■ Task prompt
Could you revise these entries so that every "category-label" becomes "x-axis-label", with nothing else changed and the pictures left out?

——

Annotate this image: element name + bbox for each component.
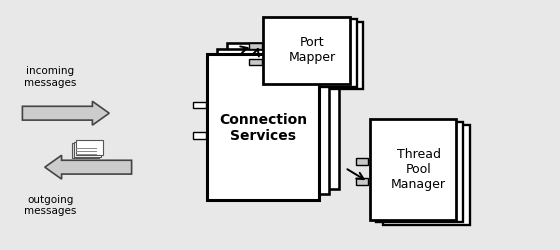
FancyArrow shape	[22, 102, 109, 126]
Bar	[356, 158, 368, 165]
Bar	[193, 132, 206, 139]
Bar	[383, 125, 470, 225]
Text: incoming
messages: incoming messages	[24, 66, 77, 88]
Text: Thread
Pool
Manager: Thread Pool Manager	[391, 147, 446, 190]
Bar	[74, 142, 101, 157]
Text: Connection
Services: Connection Services	[219, 112, 307, 142]
Bar	[370, 120, 456, 220]
Bar	[277, 22, 363, 90]
Text: outgoing
messages: outgoing messages	[24, 194, 77, 215]
Bar	[193, 102, 206, 109]
Text: Port
Mapper: Port Mapper	[288, 36, 336, 64]
Bar	[270, 20, 357, 87]
FancyArrow shape	[45, 156, 132, 180]
Bar	[227, 44, 339, 189]
Bar	[356, 178, 368, 185]
Bar	[217, 50, 329, 195]
Bar	[249, 60, 262, 66]
Bar	[207, 55, 319, 200]
Bar	[376, 122, 463, 222]
Bar	[263, 18, 350, 85]
Bar	[76, 141, 103, 156]
Bar	[72, 144, 99, 159]
Bar	[249, 44, 262, 50]
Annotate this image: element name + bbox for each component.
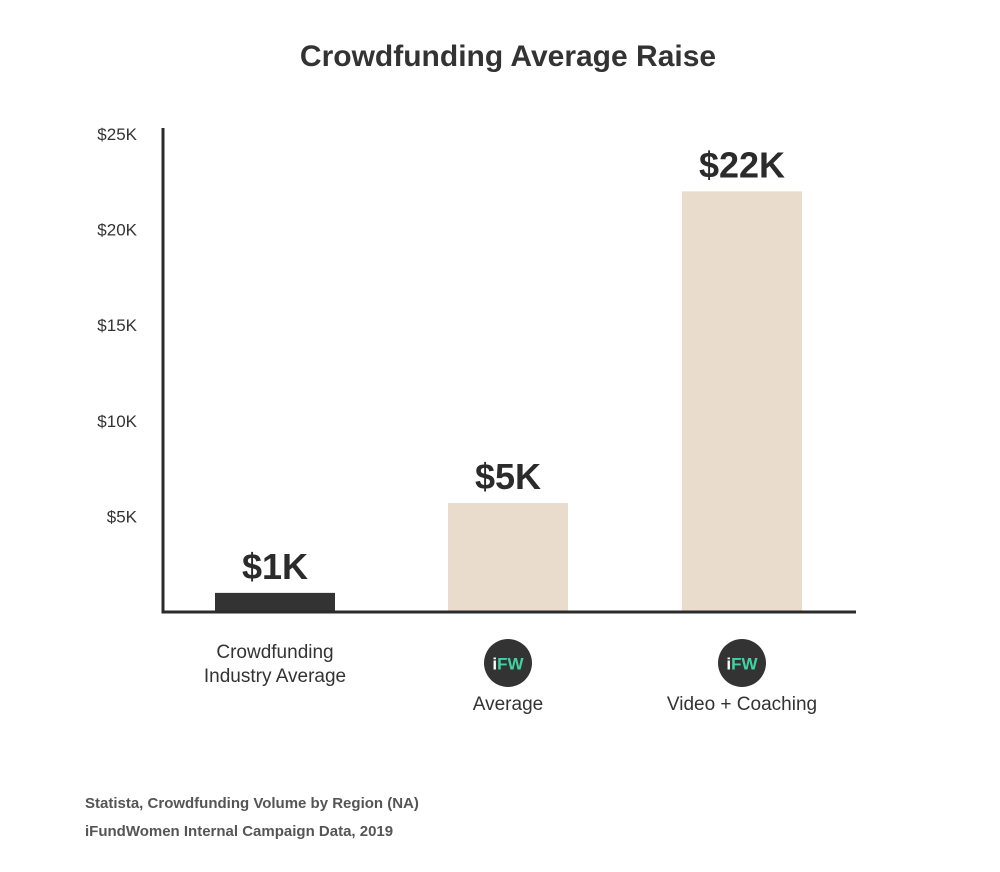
data-label: $1K bbox=[242, 546, 308, 587]
chart-title: Crowdfunding Average Raise bbox=[300, 40, 716, 73]
bar bbox=[215, 592, 335, 611]
category-label: Average bbox=[473, 694, 543, 715]
bar bbox=[448, 503, 568, 611]
y-tick-label: $25K bbox=[97, 125, 137, 144]
ifw-logo-icon: iFW bbox=[484, 639, 532, 687]
category-label: Video + Coaching bbox=[667, 694, 817, 715]
y-tick-label: $5K bbox=[107, 507, 138, 526]
y-tick-label: $10K bbox=[97, 412, 137, 431]
source-line-1: Statista, Crowdfunding Volume by Region … bbox=[85, 795, 419, 812]
data-label: $22K bbox=[699, 144, 785, 185]
data-label: $5K bbox=[475, 456, 541, 497]
source-line-2: iFundWomen Internal Campaign Data, 2019 bbox=[85, 823, 394, 840]
svg-text:iFW: iFW bbox=[492, 655, 524, 674]
y-tick-label: $20K bbox=[97, 221, 137, 240]
y-tick-label: $15K bbox=[97, 316, 137, 335]
svg-text:iFW: iFW bbox=[726, 655, 758, 674]
ifw-logo-icon: iFW bbox=[718, 639, 766, 687]
category-label: Industry Average bbox=[204, 666, 346, 687]
category-label: Crowdfunding bbox=[216, 642, 333, 663]
bar bbox=[682, 191, 802, 611]
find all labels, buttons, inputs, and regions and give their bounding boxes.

——

■ Task answer
Annotate this image: element name + bbox for each component.
FancyArrow shape	[22, 102, 109, 126]
Bar	[356, 158, 368, 165]
Bar	[193, 132, 206, 139]
Bar	[383, 125, 470, 225]
Text: incoming
messages: incoming messages	[24, 66, 77, 88]
Text: Thread
Pool
Manager: Thread Pool Manager	[391, 147, 446, 190]
Bar	[74, 142, 101, 157]
Text: Connection
Services: Connection Services	[219, 112, 307, 142]
Bar	[370, 120, 456, 220]
Bar	[277, 22, 363, 90]
Text: outgoing
messages: outgoing messages	[24, 194, 77, 215]
Bar	[193, 102, 206, 109]
Text: Port
Mapper: Port Mapper	[288, 36, 336, 64]
Bar	[270, 20, 357, 87]
FancyArrow shape	[45, 156, 132, 180]
Bar	[227, 44, 339, 189]
Bar	[356, 178, 368, 185]
Bar	[217, 50, 329, 195]
Bar	[249, 60, 262, 66]
Bar	[207, 55, 319, 200]
Bar	[376, 122, 463, 222]
Bar	[263, 18, 350, 85]
Bar	[76, 141, 103, 156]
Bar	[72, 144, 99, 159]
Bar	[249, 44, 262, 50]
Annotate this image: element name + bbox for each component.
data-label: $1K bbox=[242, 546, 308, 587]
chart-title: Crowdfunding Average Raise bbox=[300, 40, 716, 73]
bar bbox=[215, 592, 335, 611]
x-axis-label: Average bbox=[473, 694, 543, 715]
bar bbox=[448, 503, 568, 611]
y-tick-label: $25K bbox=[97, 125, 137, 144]
ifw-logo-icon: iFW bbox=[484, 639, 532, 687]
x-axis-label: Video + Coaching bbox=[667, 694, 817, 715]
y-tick-label: $5K bbox=[107, 507, 138, 526]
y-tick-label: $10K bbox=[97, 412, 137, 431]
source-line-1: Statista, Crowdfunding Volume by Region … bbox=[85, 795, 419, 812]
data-label: $22K bbox=[699, 144, 785, 185]
data-label: $5K bbox=[475, 456, 541, 497]
source-line-2: iFundWomen Internal Campaign Data, 2019 bbox=[85, 823, 394, 840]
svg-text:iFW: iFW bbox=[492, 655, 524, 674]
y-tick-label: $20K bbox=[97, 221, 137, 240]
y-tick-label: $15K bbox=[97, 316, 137, 335]
svg-text:iFW: iFW bbox=[726, 655, 758, 674]
ifw-logo-icon: iFW bbox=[718, 639, 766, 687]
x-axis-label: Industry Average bbox=[204, 666, 346, 687]
x-axis-label: Crowdfunding bbox=[216, 642, 333, 663]
bar bbox=[682, 191, 802, 611]
find all labels, buttons, inputs, and regions and give their bounding boxes.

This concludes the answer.